Start Text section

From: Lorenzo Stoakes <ljs@kernel.org>
To: Oscar Salvador <osalvador@suse.de>
Cc: Andrew Morton <akpm@linux-foundation.org>,
David Hildenbrand <david@kernel.org>,
Michal Hocko <mhocko@suse.com>,
Muchun Song <muchun.song@linux.dev>,
Vlastimil Babka <vbabka@kernel.org>,
linux-kernel@vger.kernel.org, linux-mm@kvack.org
Subject: Re: [RFC PATCH v3 0/8] Implement a new generic pagewalk API
Date: Thu, 11 Jun 2026 13:07:21 +0100 [thread overview]
Message-ID: <aiqkyOCy2rf99wxg@lucifer> (raw)
In-Reply-To: <20260525165528.184397-1-osalvador@suse.de>
-cc wrong email
Sorry to be a pain but I only just noticed this because it's going to the
wrong email address :)
Could you make sure to send future revisions to ljs@kernel.org?
Thanks, Lorenzo
On Mon, May 25, 2026 at 06:55:20PM +0200, Oscar Salvador wrote:
> Changelog:
> rfcv2 -> rfcv3:
> - Fix an out-of-bounds write
> - Convert clear_refs to the new API
> - Fix issue when reading cont-PMDs
> rfc -> rfcv2:
> - Add pte_hole functionality
> - Fix pagemap issues
> - Fix shmem in smap
> - Testing with pagemap "testsuite"

End Text section
Start Material for this exercise

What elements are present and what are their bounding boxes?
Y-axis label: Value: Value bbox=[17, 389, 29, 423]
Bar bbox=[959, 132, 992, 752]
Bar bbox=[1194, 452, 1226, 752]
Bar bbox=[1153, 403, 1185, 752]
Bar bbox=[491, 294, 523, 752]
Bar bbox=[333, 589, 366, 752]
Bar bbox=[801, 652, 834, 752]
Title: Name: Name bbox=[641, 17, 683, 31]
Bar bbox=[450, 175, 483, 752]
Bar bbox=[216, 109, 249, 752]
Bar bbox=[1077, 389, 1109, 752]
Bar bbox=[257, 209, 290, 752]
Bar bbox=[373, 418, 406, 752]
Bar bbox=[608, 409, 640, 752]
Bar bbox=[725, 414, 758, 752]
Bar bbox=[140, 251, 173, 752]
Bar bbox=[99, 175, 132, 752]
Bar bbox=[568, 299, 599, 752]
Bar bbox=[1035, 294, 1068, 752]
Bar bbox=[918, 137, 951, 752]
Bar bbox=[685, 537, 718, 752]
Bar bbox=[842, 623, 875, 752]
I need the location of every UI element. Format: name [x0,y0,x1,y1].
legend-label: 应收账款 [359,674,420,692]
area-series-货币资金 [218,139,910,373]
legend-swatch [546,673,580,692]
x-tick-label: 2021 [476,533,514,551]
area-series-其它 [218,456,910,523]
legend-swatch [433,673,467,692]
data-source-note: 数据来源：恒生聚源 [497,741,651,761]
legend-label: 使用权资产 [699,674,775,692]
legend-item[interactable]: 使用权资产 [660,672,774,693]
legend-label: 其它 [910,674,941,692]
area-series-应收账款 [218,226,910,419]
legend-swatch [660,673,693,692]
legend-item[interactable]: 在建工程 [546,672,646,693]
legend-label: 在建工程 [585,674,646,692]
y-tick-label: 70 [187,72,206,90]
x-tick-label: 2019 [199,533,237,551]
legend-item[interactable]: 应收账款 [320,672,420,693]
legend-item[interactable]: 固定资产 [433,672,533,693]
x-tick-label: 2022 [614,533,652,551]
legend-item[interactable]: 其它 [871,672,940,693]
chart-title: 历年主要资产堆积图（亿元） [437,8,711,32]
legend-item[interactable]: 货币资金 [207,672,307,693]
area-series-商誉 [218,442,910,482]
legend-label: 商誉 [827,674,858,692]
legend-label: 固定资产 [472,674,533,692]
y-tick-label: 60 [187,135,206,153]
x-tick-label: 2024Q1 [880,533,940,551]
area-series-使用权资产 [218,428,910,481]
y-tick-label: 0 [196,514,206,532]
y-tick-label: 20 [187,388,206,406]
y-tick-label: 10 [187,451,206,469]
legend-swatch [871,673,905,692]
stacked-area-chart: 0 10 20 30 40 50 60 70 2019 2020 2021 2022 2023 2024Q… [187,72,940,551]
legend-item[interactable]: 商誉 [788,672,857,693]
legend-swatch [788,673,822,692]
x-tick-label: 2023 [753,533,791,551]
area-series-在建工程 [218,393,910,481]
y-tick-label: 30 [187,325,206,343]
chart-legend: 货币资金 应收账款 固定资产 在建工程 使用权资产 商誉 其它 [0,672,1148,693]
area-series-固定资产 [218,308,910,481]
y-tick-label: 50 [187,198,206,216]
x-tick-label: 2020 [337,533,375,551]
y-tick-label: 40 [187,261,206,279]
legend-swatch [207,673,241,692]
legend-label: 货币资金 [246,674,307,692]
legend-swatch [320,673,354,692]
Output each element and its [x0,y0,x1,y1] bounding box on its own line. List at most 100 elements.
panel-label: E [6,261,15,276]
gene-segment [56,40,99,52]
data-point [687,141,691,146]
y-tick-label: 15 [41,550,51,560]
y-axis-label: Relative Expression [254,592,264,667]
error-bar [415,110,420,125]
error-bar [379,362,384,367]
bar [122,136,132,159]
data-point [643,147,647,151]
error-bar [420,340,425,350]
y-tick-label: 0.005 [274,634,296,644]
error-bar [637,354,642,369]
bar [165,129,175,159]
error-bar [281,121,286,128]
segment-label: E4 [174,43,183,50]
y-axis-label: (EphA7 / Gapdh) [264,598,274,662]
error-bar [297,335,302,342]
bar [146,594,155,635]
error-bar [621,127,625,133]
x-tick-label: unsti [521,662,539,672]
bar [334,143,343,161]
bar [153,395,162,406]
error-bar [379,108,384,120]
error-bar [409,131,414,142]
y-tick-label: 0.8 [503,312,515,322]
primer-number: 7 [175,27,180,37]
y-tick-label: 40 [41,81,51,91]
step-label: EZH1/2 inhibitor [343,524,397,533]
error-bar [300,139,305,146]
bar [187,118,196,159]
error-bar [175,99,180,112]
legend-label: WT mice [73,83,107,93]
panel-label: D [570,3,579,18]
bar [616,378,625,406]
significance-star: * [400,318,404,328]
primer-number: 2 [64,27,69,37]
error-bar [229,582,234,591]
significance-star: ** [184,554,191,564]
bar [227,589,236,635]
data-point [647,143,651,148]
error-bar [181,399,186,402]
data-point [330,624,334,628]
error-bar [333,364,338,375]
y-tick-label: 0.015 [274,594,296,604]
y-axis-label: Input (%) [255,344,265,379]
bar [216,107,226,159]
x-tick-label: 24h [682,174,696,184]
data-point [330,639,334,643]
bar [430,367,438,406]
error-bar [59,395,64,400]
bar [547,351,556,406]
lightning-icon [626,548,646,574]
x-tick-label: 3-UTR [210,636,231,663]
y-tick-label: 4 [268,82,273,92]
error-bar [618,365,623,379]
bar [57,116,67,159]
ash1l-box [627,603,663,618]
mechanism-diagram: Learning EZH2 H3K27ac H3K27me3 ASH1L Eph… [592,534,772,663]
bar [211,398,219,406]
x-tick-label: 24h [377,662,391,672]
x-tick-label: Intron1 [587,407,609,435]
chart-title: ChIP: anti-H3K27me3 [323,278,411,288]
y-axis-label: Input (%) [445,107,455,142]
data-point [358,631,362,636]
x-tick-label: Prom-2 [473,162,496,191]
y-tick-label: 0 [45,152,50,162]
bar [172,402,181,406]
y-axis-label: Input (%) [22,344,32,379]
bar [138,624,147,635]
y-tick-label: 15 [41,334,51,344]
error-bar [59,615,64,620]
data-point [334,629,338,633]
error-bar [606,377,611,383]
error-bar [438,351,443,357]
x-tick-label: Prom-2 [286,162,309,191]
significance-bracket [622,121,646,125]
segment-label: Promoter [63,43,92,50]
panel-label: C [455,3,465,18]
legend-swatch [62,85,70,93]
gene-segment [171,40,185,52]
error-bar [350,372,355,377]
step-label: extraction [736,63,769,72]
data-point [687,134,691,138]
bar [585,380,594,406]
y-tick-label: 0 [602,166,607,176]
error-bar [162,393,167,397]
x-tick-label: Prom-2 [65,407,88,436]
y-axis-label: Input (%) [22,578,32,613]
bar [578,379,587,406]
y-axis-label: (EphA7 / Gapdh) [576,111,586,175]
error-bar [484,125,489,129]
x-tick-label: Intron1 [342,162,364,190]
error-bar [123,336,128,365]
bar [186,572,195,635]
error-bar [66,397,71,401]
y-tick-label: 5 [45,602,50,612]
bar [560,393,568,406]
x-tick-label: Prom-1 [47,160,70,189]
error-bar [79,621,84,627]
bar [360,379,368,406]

End Material for this exercise

▶ _Exercise instructions_:
(1) Answer these questions about the mailing-list reply, marking each answer with its letter:
(a) To which address does Lorenzo ask that future revisions be sent?
(b) In which revision step was pte_hole functionality added?
(c) On what date did Oscar Salvador write the quoted message?
(2) Copy the stretch of the listing from its first line through the line containing "Bar bbox=[801, 652, 834, 752]", both included, with each line unchanged.

▶ _Outputs_:
(1)
(a) ljs@kernel.org
(b) rfc -> rfcv2
(c) Mon, May 25, 2026

(2)
What elements are present and what are their bounding boxes?
Y-axis label: Value: Value bbox=[17, 389, 29, 423]
Bar bbox=[959, 132, 992, 752]
Bar bbox=[1194, 452, 1226, 752]
Bar bbox=[1153, 403, 1185, 752]
Bar bbox=[491, 294, 523, 752]
Bar bbox=[333, 589, 366, 752]
Bar bbox=[801, 652, 834, 752]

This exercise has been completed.